--- Begin Data rows ---
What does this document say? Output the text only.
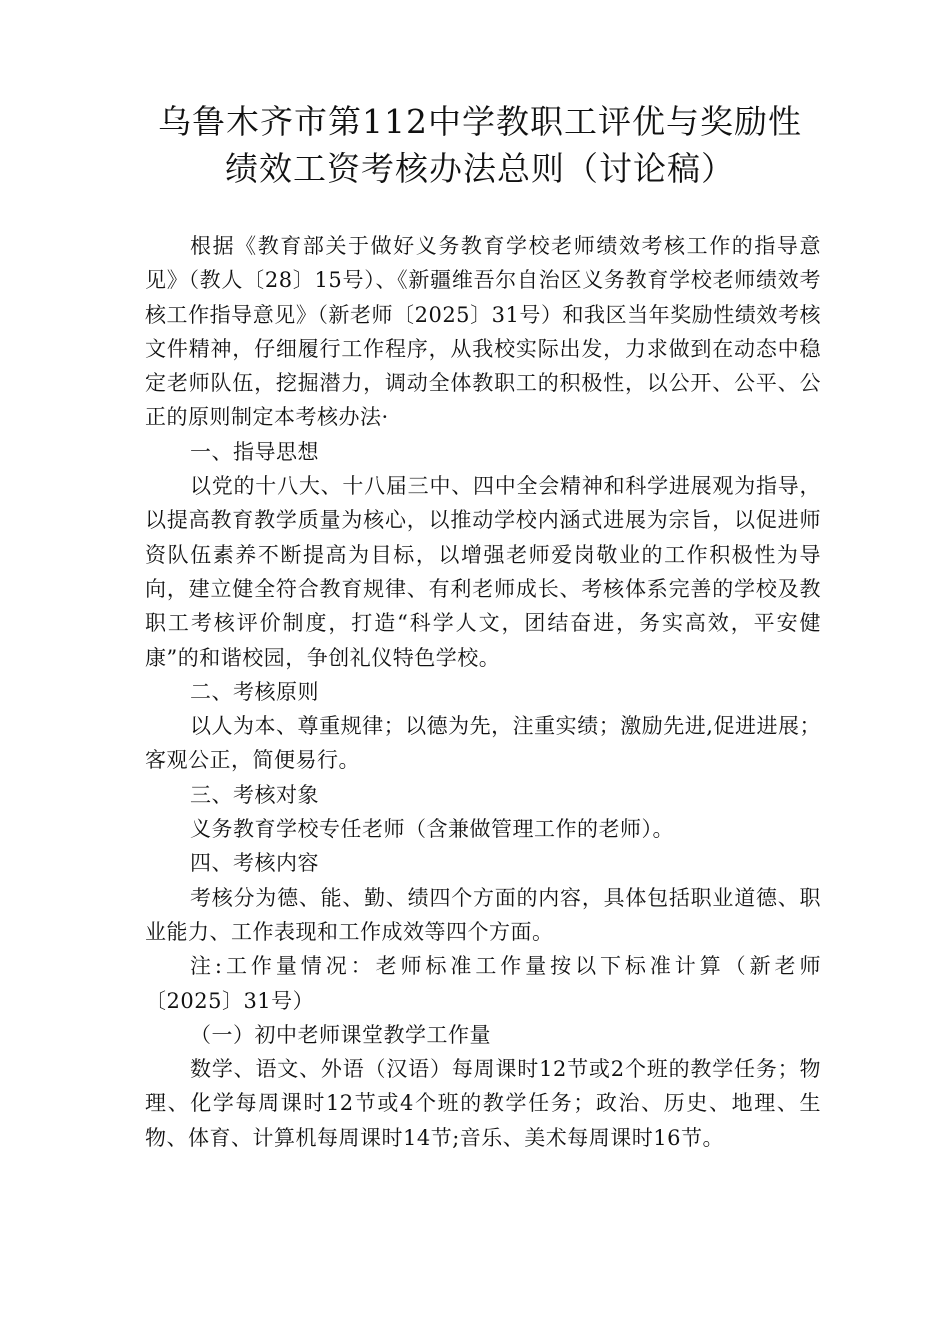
乌鲁木齐市第112中学教职工评优与奖励性
绩效工资考核办法总则（讨论稿）

根据《教育部关于做好义务教育学校老师绩效考核工作的指导意见》（教人〔28〕15号）、《新疆维吾尔自治区义务教育学校老师绩效考核工作指导意见》（新老师〔2025〕31号）和我区当年奖励性绩效考核文件精神，仔细履行工作程序，从我校实际出发，力求做到在动态中稳定老师队伍，挖掘潜力，调动全体教职工的积极性，以公开、公平、公正的原则制定本考核办法·

一、指导思想

以党的十八大、十八届三中、四中全会精神和科学进展观为指导，以提高教育教学质量为核心，以推动学校内涵式进展为宗旨，以促进师资队伍素养不断提高为目标，以增强老师爱岗敬业的工作积极性为导向，建立健全符合教育规律、有利老师成长、考核体系完善的学校及教职工考核评价制度，打造“科学人文，团结奋进，务实高效，平安健康”的和谐校园，争创礼仪特色学校。

二、考核原则

以人为本、尊重规律；以德为先，注重实绩；激励先进,促进进展；客观公正，简便易行。

三、考核对象

义务教育学校专任老师（含兼做管理工作的老师）。

四、考核内容

考核分为德、能、勤、绩四个方面的内容，具体包括职业道德、职业能力、工作表现和工作成效等四个方面。

注:工作量情况：老师标准工作量按以下标准计算（新老师〔2025〕31号）

（一）初中老师课堂教学工作量

数学、语文、外语（汉语）每周课时12节或2个班的教学任务；物理、化学每周课时12节或4个班的教学任务；政治、历史、地理、生物、体育、计算机每周课时14节;音乐、美术每周课时16节。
--- End Data rows ---
Output each line exactly; omit every picture.

| Worked answer |
What does this document say? Output the text only.
乌鲁木齐市第112中学教职工评优与奖励性
绩效工资考核办法总则（讨论稿）

根据《教育部关于做好义务教育学校老师绩效考核工作的指导意见》（教人〔28〕15号）、《新疆维吾尔自治区义务教育学校老师绩效考核工作指导意见》（新老师〔2025〕31号）和我区当年奖励性绩效考核文件精神，仔细履行工作程序，从我校实际出发，力求做到在动态中稳定老师队伍，挖掘潜力，调动全体教职工的积极性，以公开、公平、公正的原则制定本考核办法·

一、指导思想

以党的十八大、十八届三中、四中全会精神和科学进展观为指导，以提高教育教学质量为核心，以推动学校内涵式进展为宗旨，以促进师资队伍素养不断提高为目标，以增强老师爱岗敬业的工作积极性为导向，建立健全符合教育规律、有利老师成长、考核体系完善的学校及教职工考核评价制度，打造“科学人文，团结奋进，务实高效，平安健康”的和谐校园，争创礼仪特色学校。

二、考核原则

以人为本、尊重规律；以德为先，注重实绩；激励先进,促进进展；客观公正，简便易行。

三、考核对象

义务教育学校专任老师（含兼做管理工作的老师）。

四、考核内容

考核分为德、能、勤、绩四个方面的内容，具体包括职业道德、职业能力、工作表现和工作成效等四个方面。

注:工作量情况：老师标准工作量按以下标准计算（新老师〔2025〕31号）

（一）初中老师课堂教学工作量

数学、语文、外语（汉语）每周课时12节或2个班的教学任务；物理、化学每周课时12节或4个班的教学任务；政治、历史、地理、生物、体育、计算机每周课时14节;音乐、美术每周课时16节。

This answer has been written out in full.